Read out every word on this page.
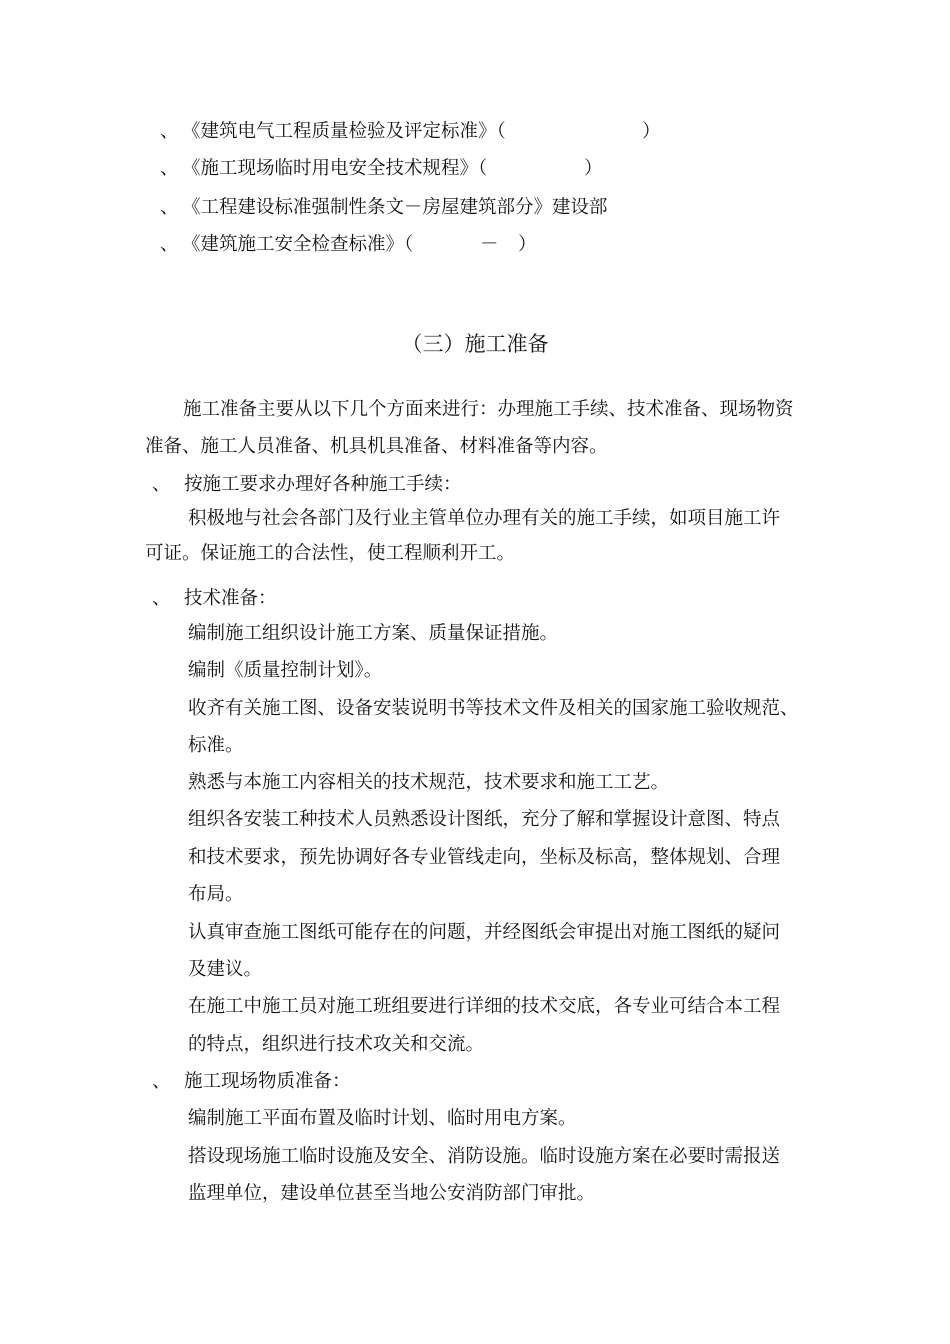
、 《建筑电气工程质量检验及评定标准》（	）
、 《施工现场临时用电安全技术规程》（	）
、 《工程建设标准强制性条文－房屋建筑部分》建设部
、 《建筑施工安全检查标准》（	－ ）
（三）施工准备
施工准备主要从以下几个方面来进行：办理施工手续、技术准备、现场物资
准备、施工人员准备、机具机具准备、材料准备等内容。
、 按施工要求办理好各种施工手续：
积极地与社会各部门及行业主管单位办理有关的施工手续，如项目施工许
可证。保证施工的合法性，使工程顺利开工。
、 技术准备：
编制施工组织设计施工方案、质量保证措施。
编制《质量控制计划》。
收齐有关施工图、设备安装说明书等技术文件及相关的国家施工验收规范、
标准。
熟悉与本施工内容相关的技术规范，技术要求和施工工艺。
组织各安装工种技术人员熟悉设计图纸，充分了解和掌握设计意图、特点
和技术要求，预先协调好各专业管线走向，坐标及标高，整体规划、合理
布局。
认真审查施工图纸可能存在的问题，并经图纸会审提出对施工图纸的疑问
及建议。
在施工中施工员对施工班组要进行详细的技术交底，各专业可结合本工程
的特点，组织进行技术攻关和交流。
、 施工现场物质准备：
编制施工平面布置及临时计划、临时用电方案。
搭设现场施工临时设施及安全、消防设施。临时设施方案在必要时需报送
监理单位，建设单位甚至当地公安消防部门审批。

**What is asked:** All records should be output exactly, with the pictures left out.

**Exercise solution:**
Read out every word on this page.
、 《建筑电气工程质量检验及评定标准》（	）
、 《施工现场临时用电安全技术规程》（	）
、 《工程建设标准强制性条文－房屋建筑部分》建设部
、 《建筑施工安全检查标准》（	－ ）
（三）施工准备
施工准备主要从以下几个方面来进行：办理施工手续、技术准备、现场物资
准备、施工人员准备、机具机具准备、材料准备等内容。
、 按施工要求办理好各种施工手续：
积极地与社会各部门及行业主管单位办理有关的施工手续，如项目施工许
可证。保证施工的合法性，使工程顺利开工。
、 技术准备：
编制施工组织设计施工方案、质量保证措施。
编制《质量控制计划》。
收齐有关施工图、设备安装说明书等技术文件及相关的国家施工验收规范、
标准。
熟悉与本施工内容相关的技术规范，技术要求和施工工艺。
组织各安装工种技术人员熟悉设计图纸，充分了解和掌握设计意图、特点
和技术要求，预先协调好各专业管线走向，坐标及标高，整体规划、合理
布局。
认真审查施工图纸可能存在的问题，并经图纸会审提出对施工图纸的疑问
及建议。
在施工中施工员对施工班组要进行详细的技术交底，各专业可结合本工程
的特点，组织进行技术攻关和交流。
、 施工现场物质准备：
编制施工平面布置及临时计划、临时用电方案。
搭设现场施工临时设施及安全、消防设施。临时设施方案在必要时需报送
监理单位，建设单位甚至当地公安消防部门审批。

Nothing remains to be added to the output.